BRANO PROPOSTO -
§

Riofreddo – Tanta partecipazione ieri alla processione in onore del Santo Patrono di Riofreddo San Giorgio. Come da tradizione l’effige del Santo è stata onorata e celebrata con fede e devozione.
LA STORIA DI SAN GIORGIO: Sulla vita di san Giorgio, la cui esistenza è attestata dal culto antichissimo a Lydda e da un’epigrafe greca del 368, rinvenuta ad Eaccea di Batanea, non si hanno notizie storicamente fondate perché già la prima Passio Georgii venne classificata fra le opere apocrife del Decretum Gelasianum del 496. Forse fu veramente un militare originario della Cappadocia. Tutto il resto è frutto di una Passio, la cui più antica redazione, probabilmente del V secolo, è conservata nel palinsesto greco 954 della Biblioteca Nazionale di Vienna: questa Passio leggendaria ha generato a sua volta una collana di leggende diventate patrimonio della tradizione popolare. Si narrava che Giorgio, educato cristianamente dalla madre all’insaputa del padre, era diventato tribuno dell’armata dell’imperatore di Persia o, secondo un’altra versione, di Diocleziano. Durante una persecuzione, dopo aver donato i beni ai poveri, Giorgio confessa la sua fede davanti al tribunale dell’imperatore che lo condanna a feroci torture. Gettato in carcere, ha una visione del Signore che gli predice sette anni di tormenti, tre volte la morte e tre volte la resurrezione. Il martirio nella fantasia incontenibile dei suoi agiografi si trasforma in una storia di prodigi difficilmente credibili: vince un mago convertendolo; tagliato in due con una ruota irta di chiodi e spade, resuscita convertendo il magister militum Anatolio con tutte le sue schiere che vengono passate a fil di spada; entra in un tempio pagano e abbatte gli idoli con lo sguardo; converte persino l’imperatrice che a sua volta viene martirizzata; prima di essere decapitato ottiene dal Signore che l’imperatore e i suoi settantadue re siano inceneriti e promette protezione a chi onorerà le sue reliquie.

§

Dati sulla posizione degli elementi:
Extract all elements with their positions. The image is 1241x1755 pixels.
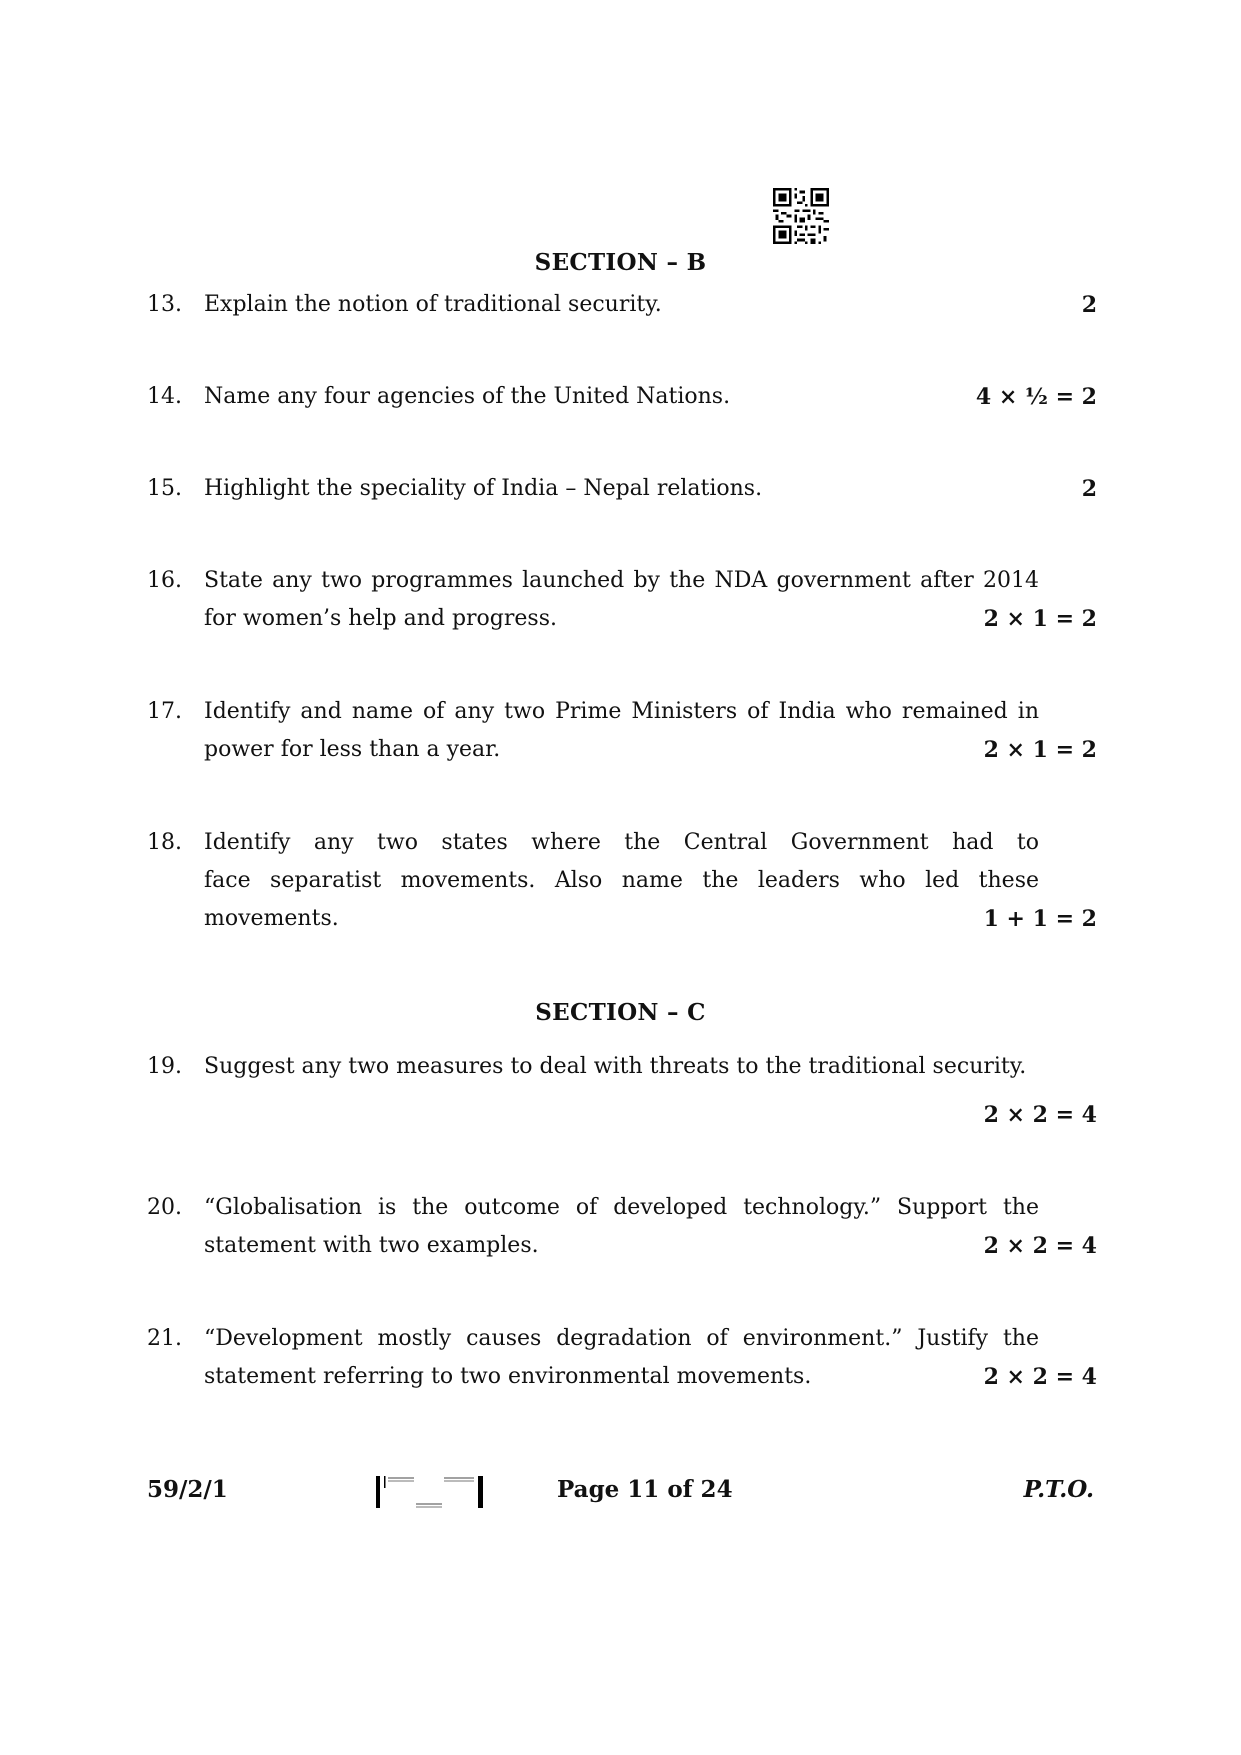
question-number: 17. bbox=[147, 699, 182, 724]
question-text bbox=[204, 286, 1039, 324]
question-marks: 2 bbox=[1081, 476, 1097, 502]
question-text bbox=[204, 378, 1039, 416]
question-number: 19. bbox=[147, 1054, 182, 1079]
qr-code-icon bbox=[773, 188, 829, 244]
question-line: Highlight the speciality of India – Nepal relations. bbox=[204, 476, 763, 501]
question-text bbox=[204, 1048, 1104, 1086]
question-number: 13. bbox=[147, 292, 182, 317]
paper-code: 59/2/1 bbox=[147, 1476, 228, 1503]
question-marks: 2 × 1 = 2 bbox=[983, 737, 1097, 763]
question-marks: 2 × 2 = 4 bbox=[983, 1364, 1097, 1390]
question-line: Identify and name of any two Prime Ministers of India who remained in bbox=[204, 699, 1039, 724]
question-marks: 4 × ½ = 2 bbox=[975, 384, 1097, 410]
question-number: 20. bbox=[147, 1195, 182, 1220]
question-number: 14. bbox=[147, 384, 182, 409]
pto-label: P.T.O. bbox=[1023, 1476, 1094, 1503]
question-line: Suggest any two measures to deal with threats to the traditional security. bbox=[204, 1054, 1027, 1079]
question-line: movements. bbox=[204, 906, 339, 931]
question-marks: 2 × 2 = 4 bbox=[983, 1102, 1097, 1128]
question-text bbox=[204, 1320, 1039, 1396]
question-line: statement referring to two environmental movements. bbox=[204, 1364, 812, 1389]
question-line: Explain the notion of traditional security. bbox=[204, 292, 662, 317]
question-marks: 1 + 1 = 2 bbox=[983, 906, 1097, 932]
question-text bbox=[204, 693, 1039, 769]
question-text bbox=[204, 562, 1039, 638]
question-text bbox=[204, 1189, 1039, 1265]
question-text bbox=[204, 824, 1039, 938]
barcode-icon bbox=[376, 1474, 484, 1510]
question-number: 16. bbox=[147, 568, 182, 593]
question-line: “Development mostly causes degradation of environment.” Justify the bbox=[204, 1326, 1039, 1351]
question-marks: 2 × 2 = 4 bbox=[983, 1233, 1097, 1259]
question-number: 15. bbox=[147, 476, 182, 501]
question-marks: 2 bbox=[1081, 292, 1097, 318]
question-line: statement with two examples. bbox=[204, 1233, 539, 1258]
question-line: Name any four agencies of the United Nations. bbox=[204, 384, 731, 409]
page-number: Page 11 of 24 bbox=[557, 1476, 733, 1503]
section-c-heading: SECTION – C bbox=[535, 999, 706, 1026]
question-number: 21. bbox=[147, 1326, 182, 1351]
question-line: power for less than a year. bbox=[204, 737, 501, 762]
question-marks: 2 × 1 = 2 bbox=[983, 606, 1097, 632]
question-number: 18. bbox=[147, 830, 182, 855]
question-line: for women’s help and progress. bbox=[204, 606, 557, 631]
question-line: face separatist movements. Also name the leaders who led these bbox=[204, 868, 1039, 893]
question-line: State any two programmes launched by the NDA government after 2014 bbox=[204, 568, 1039, 593]
question-text bbox=[204, 470, 1039, 508]
question-line: Identify any two states where the Central Government had to bbox=[204, 830, 1039, 855]
section-b-heading: SECTION – B bbox=[534, 249, 707, 276]
question-line: “Globalisation is the outcome of developed technology.” Support the bbox=[204, 1195, 1039, 1220]
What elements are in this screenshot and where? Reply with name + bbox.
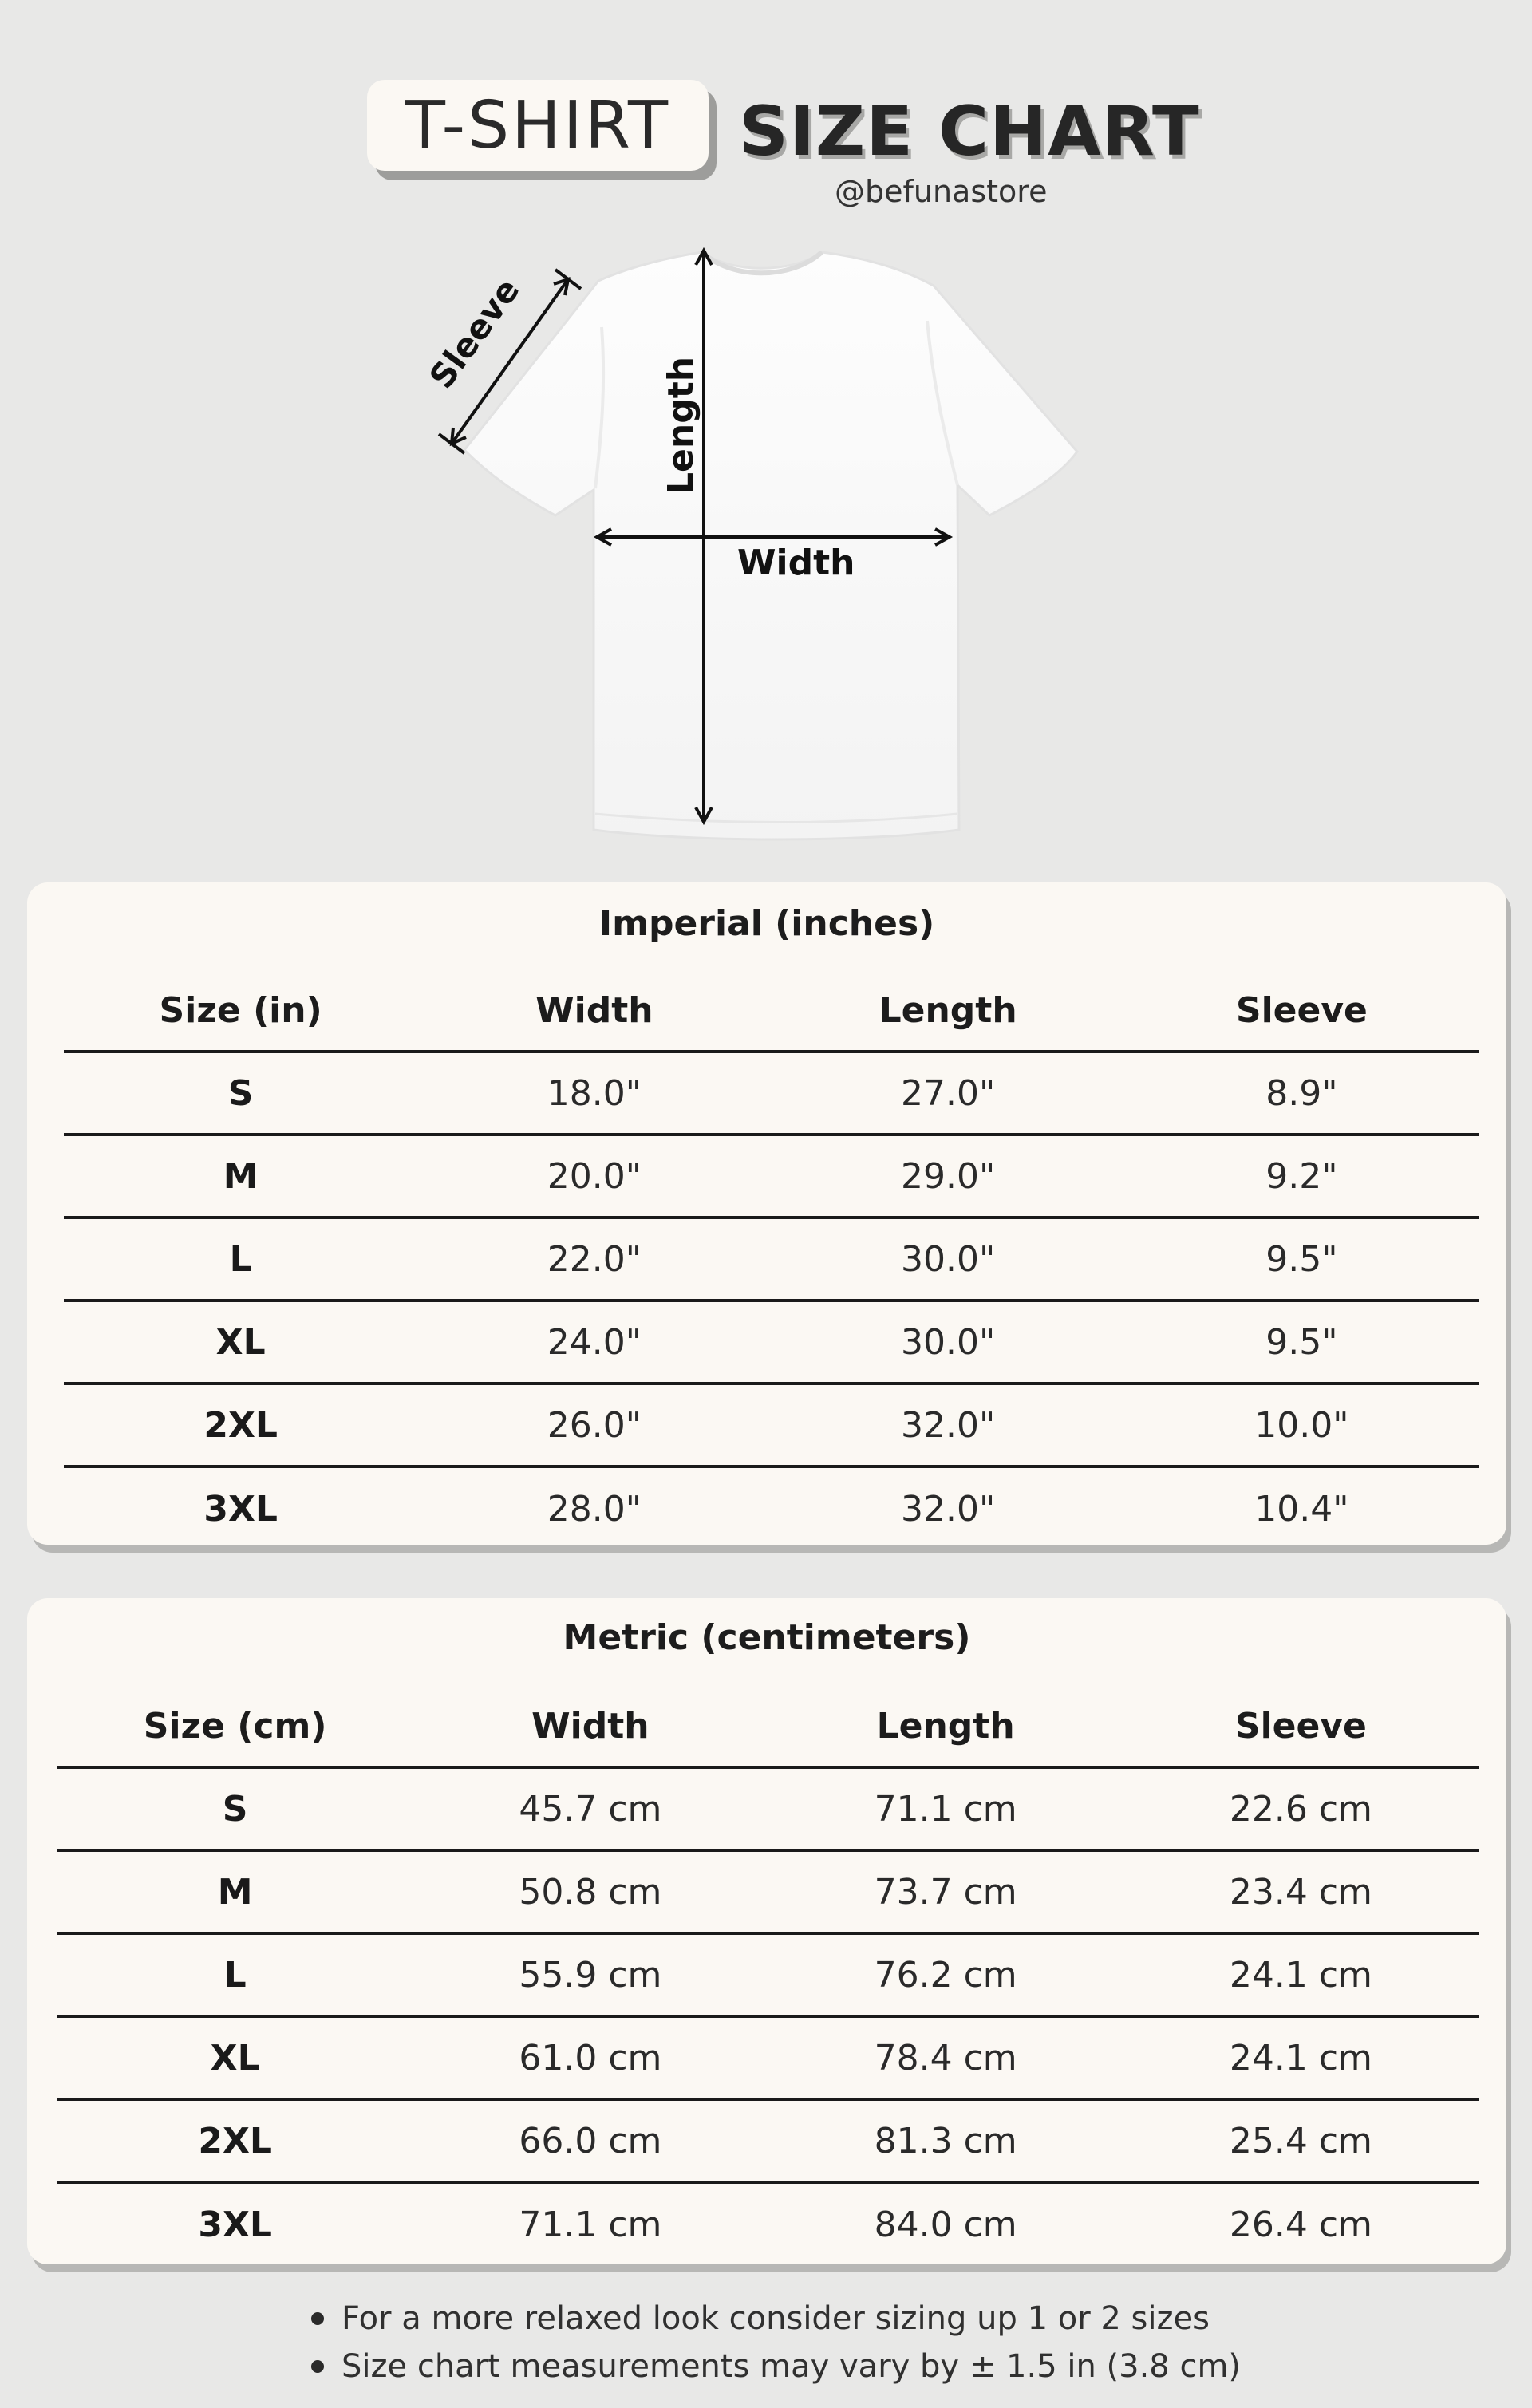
metric-table-title: Metric (centimeters) [563, 1617, 971, 1658]
tshirt-illustration [415, 231, 1117, 862]
bullet-icon [311, 2360, 324, 2373]
length-cell: 71.1 cm [874, 1788, 1017, 1830]
width-cell: 50.8 cm [519, 1871, 662, 1913]
product-pill: T-SHIRT [367, 80, 709, 171]
table-row [57, 1933, 1479, 2016]
size-cell: 2XL [198, 2120, 272, 2161]
table-row [64, 1052, 1479, 1135]
table-row [64, 1218, 1479, 1301]
sleeve-cell: 9.5" [1265, 1321, 1338, 1363]
sleeve-cell: 10.0" [1254, 1404, 1349, 1446]
table-row [57, 2099, 1479, 2182]
length-cell: 30.0" [901, 1238, 996, 1280]
width-cell: 24.0" [547, 1321, 642, 1363]
length-cell: 27.0" [901, 1072, 996, 1114]
width-cell: 66.0 cm [519, 2120, 662, 2161]
column-header: Length [876, 1705, 1015, 1747]
width-label: Width [737, 543, 855, 583]
width-cell: 18.0" [547, 1072, 642, 1114]
width-cell: 71.1 cm [519, 2204, 662, 2245]
size-cell: 2XL [203, 1404, 278, 1446]
table-row [57, 1767, 1479, 1850]
sleeve-cell: 9.2" [1265, 1155, 1338, 1197]
column-header: Sleeve [1234, 1705, 1367, 1747]
table-row [64, 1467, 1479, 1549]
length-label: Length [661, 356, 701, 495]
column-header: Sleeve [1235, 989, 1368, 1031]
width-cell: 22.0" [547, 1238, 642, 1280]
imperial-size-table-card [27, 882, 1506, 1545]
column-header: Size (cm) [143, 1705, 327, 1747]
table-row [57, 2182, 1479, 2265]
tshirt-diagram [415, 231, 1117, 862]
size-cell: L [229, 1238, 252, 1280]
store-handle: @befunastore [835, 174, 1048, 209]
length-cell: 32.0" [901, 1404, 996, 1446]
length-cell: 84.0 cm [874, 2204, 1017, 2245]
sleeve-cell: 23.4 cm [1229, 1871, 1372, 1913]
sleeve-cell: 24.1 cm [1229, 2037, 1372, 2078]
imperial-size-table [64, 970, 1479, 1549]
note-text: Size chart measurements may vary by ± 1.5 in (3.8 cm) [342, 2348, 1242, 2385]
notes-list [311, 2295, 1428, 2390]
size-cell: 3XL [198, 2204, 272, 2245]
imperial-table-title: Imperial (inches) [598, 903, 935, 944]
length-cell: 30.0" [901, 1321, 996, 1363]
sleeve-cell: 9.5" [1265, 1238, 1338, 1280]
size-cell: S [227, 1072, 254, 1114]
note-item [311, 2343, 1428, 2390]
sleeve-label: Sleeve [421, 270, 527, 396]
sleeve-cell: 25.4 cm [1229, 2120, 1372, 2161]
metric-size-table [57, 1686, 1479, 2265]
size-cell: M [223, 1155, 259, 1197]
size-cell: XL [210, 2037, 260, 2078]
note-text: For a more relaxed look consider sizing up 1 or 2 sizes [342, 2300, 1210, 2337]
width-cell: 20.0" [547, 1155, 642, 1197]
table-row [64, 1384, 1479, 1467]
table-row [64, 1301, 1479, 1384]
length-cell: 29.0" [901, 1155, 996, 1197]
width-cell: 26.0" [547, 1404, 642, 1446]
size-cell: L [223, 1954, 247, 1995]
header [0, 80, 1532, 184]
size-cell: 3XL [203, 1488, 278, 1530]
width-cell: 45.7 cm [519, 1788, 662, 1830]
size-cell: XL [215, 1321, 266, 1363]
table-row [64, 1135, 1479, 1218]
note-item [311, 2295, 1428, 2343]
table-row [57, 2016, 1479, 2099]
length-cell: 73.7 cm [874, 1871, 1017, 1913]
bullet-icon [311, 2312, 324, 2325]
size-cell: S [222, 1788, 248, 1830]
table-header-row [57, 1686, 1479, 1767]
column-header: Width [531, 1705, 650, 1747]
length-cell: 81.3 cm [874, 2120, 1017, 2161]
width-cell: 61.0 cm [519, 2037, 662, 2078]
column-header: Length [879, 989, 1017, 1031]
page-title: SIZE CHART [739, 92, 1200, 172]
width-cell: 55.9 cm [519, 1954, 662, 1995]
length-cell: 32.0" [901, 1488, 996, 1530]
sleeve-cell: 10.4" [1254, 1488, 1349, 1530]
column-header: Size (in) [159, 989, 322, 1031]
table-row [57, 1850, 1479, 1933]
sleeve-cell: 22.6 cm [1229, 1788, 1372, 1830]
width-cell: 28.0" [547, 1488, 642, 1530]
length-cell: 76.2 cm [874, 1954, 1017, 1995]
metric-size-table-card [27, 1598, 1506, 2264]
size-cell: M [217, 1871, 253, 1913]
table-header-row [64, 970, 1479, 1052]
sleeve-cell: 8.9" [1265, 1072, 1338, 1114]
column-header: Width [535, 989, 653, 1031]
sleeve-cell: 26.4 cm [1229, 2204, 1372, 2245]
length-cell: 78.4 cm [874, 2037, 1017, 2078]
sleeve-cell: 24.1 cm [1229, 1954, 1372, 1995]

§

CONSEGNA -
Secondo il brano su san Giorgio, in quale opera e in che anno la prima Passio Georgii fu classificata fra gli scritti apocrifi?

SOLUZIONE ESERCIZIO -
Nel Decretum Gelasianum del 496.